Reproduce the records exactly.

======== Input for this task

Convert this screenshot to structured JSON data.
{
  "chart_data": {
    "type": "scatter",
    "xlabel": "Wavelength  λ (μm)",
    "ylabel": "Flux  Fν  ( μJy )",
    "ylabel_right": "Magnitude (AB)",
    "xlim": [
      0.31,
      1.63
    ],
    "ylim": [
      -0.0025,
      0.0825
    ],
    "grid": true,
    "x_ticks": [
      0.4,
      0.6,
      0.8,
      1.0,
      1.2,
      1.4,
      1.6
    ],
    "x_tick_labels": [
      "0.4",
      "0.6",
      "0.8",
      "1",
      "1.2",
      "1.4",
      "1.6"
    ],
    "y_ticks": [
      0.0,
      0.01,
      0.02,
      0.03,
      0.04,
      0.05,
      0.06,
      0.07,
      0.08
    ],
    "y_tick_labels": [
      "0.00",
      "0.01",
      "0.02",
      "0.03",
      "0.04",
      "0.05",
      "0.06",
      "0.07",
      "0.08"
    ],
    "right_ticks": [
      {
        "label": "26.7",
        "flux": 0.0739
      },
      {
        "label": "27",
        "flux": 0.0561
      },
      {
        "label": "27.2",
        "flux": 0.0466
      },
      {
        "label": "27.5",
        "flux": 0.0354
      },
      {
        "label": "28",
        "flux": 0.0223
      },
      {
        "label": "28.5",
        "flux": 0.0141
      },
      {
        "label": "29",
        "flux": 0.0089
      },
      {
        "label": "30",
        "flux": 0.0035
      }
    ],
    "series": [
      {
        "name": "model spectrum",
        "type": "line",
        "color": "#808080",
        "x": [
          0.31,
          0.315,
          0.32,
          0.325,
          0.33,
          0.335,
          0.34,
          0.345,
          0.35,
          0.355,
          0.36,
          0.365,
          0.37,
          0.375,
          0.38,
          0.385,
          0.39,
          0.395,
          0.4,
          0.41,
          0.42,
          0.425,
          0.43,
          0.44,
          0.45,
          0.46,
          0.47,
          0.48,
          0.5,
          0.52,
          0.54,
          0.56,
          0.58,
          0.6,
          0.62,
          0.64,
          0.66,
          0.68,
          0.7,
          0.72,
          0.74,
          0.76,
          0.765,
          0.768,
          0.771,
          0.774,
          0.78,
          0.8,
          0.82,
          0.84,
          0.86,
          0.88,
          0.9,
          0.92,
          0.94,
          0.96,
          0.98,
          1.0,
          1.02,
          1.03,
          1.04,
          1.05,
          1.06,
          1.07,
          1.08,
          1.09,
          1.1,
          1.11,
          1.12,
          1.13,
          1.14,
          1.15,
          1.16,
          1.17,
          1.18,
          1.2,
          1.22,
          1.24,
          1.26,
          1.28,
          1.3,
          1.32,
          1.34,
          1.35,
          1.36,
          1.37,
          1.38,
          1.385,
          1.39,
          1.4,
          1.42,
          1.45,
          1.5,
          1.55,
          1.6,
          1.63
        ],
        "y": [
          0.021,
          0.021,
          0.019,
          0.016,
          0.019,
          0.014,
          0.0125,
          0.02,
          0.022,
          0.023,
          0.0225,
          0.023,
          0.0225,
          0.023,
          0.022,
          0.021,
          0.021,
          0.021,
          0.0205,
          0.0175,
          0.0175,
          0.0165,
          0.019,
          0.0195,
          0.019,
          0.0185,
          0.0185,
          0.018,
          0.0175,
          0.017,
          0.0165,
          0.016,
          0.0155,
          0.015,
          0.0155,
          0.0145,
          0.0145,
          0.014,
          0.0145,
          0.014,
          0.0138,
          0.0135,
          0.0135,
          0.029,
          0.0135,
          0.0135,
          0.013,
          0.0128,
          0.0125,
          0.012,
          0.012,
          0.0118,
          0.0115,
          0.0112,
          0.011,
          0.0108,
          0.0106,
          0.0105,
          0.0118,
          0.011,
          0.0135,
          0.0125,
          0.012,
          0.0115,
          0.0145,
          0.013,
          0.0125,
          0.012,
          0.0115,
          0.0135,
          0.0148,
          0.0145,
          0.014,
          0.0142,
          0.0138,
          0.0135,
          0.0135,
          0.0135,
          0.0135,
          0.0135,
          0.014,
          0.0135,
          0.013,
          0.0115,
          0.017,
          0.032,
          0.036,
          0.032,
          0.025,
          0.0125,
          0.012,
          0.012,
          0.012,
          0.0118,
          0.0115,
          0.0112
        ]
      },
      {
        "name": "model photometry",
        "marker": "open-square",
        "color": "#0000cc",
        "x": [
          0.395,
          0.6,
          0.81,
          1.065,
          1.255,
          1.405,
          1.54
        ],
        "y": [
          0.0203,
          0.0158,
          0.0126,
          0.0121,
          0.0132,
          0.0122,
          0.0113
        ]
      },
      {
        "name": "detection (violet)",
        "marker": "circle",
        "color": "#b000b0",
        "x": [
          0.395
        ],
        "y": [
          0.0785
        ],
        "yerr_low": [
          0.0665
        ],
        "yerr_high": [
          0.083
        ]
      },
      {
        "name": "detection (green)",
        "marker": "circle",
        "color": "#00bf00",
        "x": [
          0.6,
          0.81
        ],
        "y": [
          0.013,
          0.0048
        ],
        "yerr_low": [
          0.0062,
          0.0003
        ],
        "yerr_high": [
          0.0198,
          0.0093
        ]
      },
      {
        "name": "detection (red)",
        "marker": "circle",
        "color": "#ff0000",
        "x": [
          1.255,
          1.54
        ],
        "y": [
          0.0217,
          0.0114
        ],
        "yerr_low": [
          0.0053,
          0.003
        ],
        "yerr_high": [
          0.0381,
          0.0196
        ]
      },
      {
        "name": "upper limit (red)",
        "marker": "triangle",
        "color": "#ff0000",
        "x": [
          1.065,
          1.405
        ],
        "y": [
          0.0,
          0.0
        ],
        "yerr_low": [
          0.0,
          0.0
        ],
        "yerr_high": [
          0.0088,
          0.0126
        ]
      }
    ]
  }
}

================

- [The result]
Convert this screenshot to structured JSON data.
{
  "chart_data": {
    "type": "scatter",
    "xlabel": "Wavelength  λ (μm)",
    "ylabel": "Flux  Fν  ( μJy )",
    "ylabel_right": "Magnitude (AB)",
    "xlim": [
      0.31,
      1.63
    ],
    "ylim": [
      -0.0025,
      0.0825
    ],
    "grid": true,
    "x_ticks": [
      0.4,
      0.6,
      0.8,
      1.0,
      1.2,
      1.4,
      1.6
    ],
    "x_tick_labels": [
      "0.4",
      "0.6",
      "0.8",
      "1",
      "1.2",
      "1.4",
      "1.6"
    ],
    "y_ticks": [
      0.0,
      0.01,
      0.02,
      0.03,
      0.04,
      0.05,
      0.06,
      0.07,
      0.08
    ],
    "y_tick_labels": [
      "0.00",
      "0.01",
      "0.02",
      "0.03",
      "0.04",
      "0.05",
      "0.06",
      "0.07",
      "0.08"
    ],
    "right_ticks": [
      {
        "label": "26.7",
        "flux": 0.0739
      },
      {
        "label": "27",
        "flux": 0.0561
      },
      {
        "label": "27.2",
        "flux": 0.0466
      },
      {
        "label": "27.5",
        "flux": 0.0354
      },
      {
        "label": "28",
        "flux": 0.0223
      },
      {
        "label": "28.5",
        "flux": 0.0141
      },
      {
        "label": "29",
        "flux": 0.0089
      },
      {
        "label": "30",
        "flux": 0.0035
      }
    ],
    "series": [
      {
        "name": "model spectrum",
        "type": "line",
        "color": "#808080",
        "x": [
          0.31,
          0.315,
          0.32,
          0.325,
          0.33,
          0.335,
          0.34,
          0.345,
          0.35,
          0.355,
          0.36,
          0.365,
          0.37,
          0.375,
          0.38,
          0.385,
          0.39,
          0.395,
          0.4,
          0.41,
          0.42,
          0.425,
          0.43,
          0.44,
          0.45,
          0.46,
          0.47,
          0.48,
          0.5,
          0.52,
          0.54,
          0.56,
          0.58,
          0.6,
          0.62,
          0.64,
          0.66,
          0.68,
          0.7,
          0.72,
          0.74,
          0.76,
          0.765,
          0.768,
          0.771,
          0.774,
          0.78,
          0.8,
          0.82,
          0.84,
          0.86,
          0.88,
          0.9,
          0.92,
          0.94,
          0.96,
          0.98,
          1.0,
          1.02,
          1.03,
          1.04,
          1.05,
          1.06,
          1.07,
          1.08,
          1.09,
          1.1,
          1.11,
          1.12,
          1.13,
          1.14,
          1.15,
          1.16,
          1.17,
          1.18,
          1.2,
          1.22,
          1.24,
          1.26,
          1.28,
          1.3,
          1.32,
          1.34,
          1.35,
          1.36,
          1.37,
          1.38,
          1.385,
          1.39,
          1.4,
          1.42,
          1.45,
          1.5,
          1.55,
          1.6,
          1.63
        ],
        "y": [
          0.021,
          0.021,
          0.019,
          0.016,
          0.019,
          0.014,
          0.0125,
          0.02,
          0.022,
          0.023,
          0.0225,
          0.023,
          0.0225,
          0.023,
          0.022,
          0.021,
          0.021,
          0.021,
          0.0205,
          0.0175,
          0.0175,
          0.0165,
          0.019,
          0.0195,
          0.019,
          0.0185,
          0.0185,
          0.018,
          0.0175,
          0.017,
          0.0165,
          0.016,
          0.0155,
          0.015,
          0.0155,
          0.0145,
          0.0145,
          0.014,
          0.0145,
          0.014,
          0.0138,
          0.0135,
          0.0135,
          0.029,
          0.0135,
          0.0135,
          0.013,
          0.0128,
          0.0125,
          0.012,
          0.012,
          0.0118,
          0.0115,
          0.0112,
          0.011,
          0.0108,
          0.0106,
          0.0105,
          0.0118,
          0.011,
          0.0135,
          0.0125,
          0.012,
          0.0115,
          0.0145,
          0.013,
          0.0125,
          0.012,
          0.0115,
          0.0135,
          0.0148,
          0.0145,
          0.014,
          0.0142,
          0.0138,
          0.0135,
          0.0135,
          0.0135,
          0.0135,
          0.0135,
          0.014,
          0.0135,
          0.013,
          0.0115,
          0.017,
          0.032,
          0.036,
          0.032,
          0.025,
          0.0125,
          0.012,
          0.012,
          0.012,
          0.0118,
          0.0115,
          0.0112
        ]
      },
      {
        "name": "model photometry",
        "marker": "open-square",
        "color": "#0000cc",
        "x": [
          0.395,
          0.6,
          0.81,
          1.065,
          1.255,
          1.405,
          1.54
        ],
        "y": [
          0.0203,
          0.0158,
          0.0126,
          0.0121,
          0.0132,
          0.0122,
          0.0113
        ]
      },
      {
        "name": "detection (violet)",
        "marker": "circle",
        "color": "#b000b0",
        "x": [
          0.395
        ],
        "y": [
          0.0785
        ],
        "yerr_low": [
          0.0665
        ],
        "yerr_high": [
          0.083
        ]
      },
      {
        "name": "detection (green)",
        "marker": "circle",
        "color": "#00bf00",
        "x": [
          0.6,
          0.81
        ],
        "y": [
          0.013,
          0.0048
        ],
        "yerr_low": [
          0.0062,
          0.0003
        ],
        "yerr_high": [
          0.0198,
          0.0093
        ]
      },
      {
        "name": "detection (red)",
        "marker": "circle",
        "color": "#ff0000",
        "x": [
          1.255,
          1.54
        ],
        "y": [
          0.0217,
          0.0114
        ],
        "yerr_low": [
          0.0053,
          0.003
        ],
        "yerr_high": [
          0.0381,
          0.0196
        ]
      },
      {
        "name": "upper limit (red)",
        "marker": "triangle",
        "color": "#ff0000",
        "x": [
          1.065,
          1.405
        ],
        "y": [
          0.0,
          0.0
        ],
        "yerr_low": [
          0.0,
          0.0
        ],
        "yerr_high": [
          0.0088,
          0.0126
        ]
      }
    ]
  }
}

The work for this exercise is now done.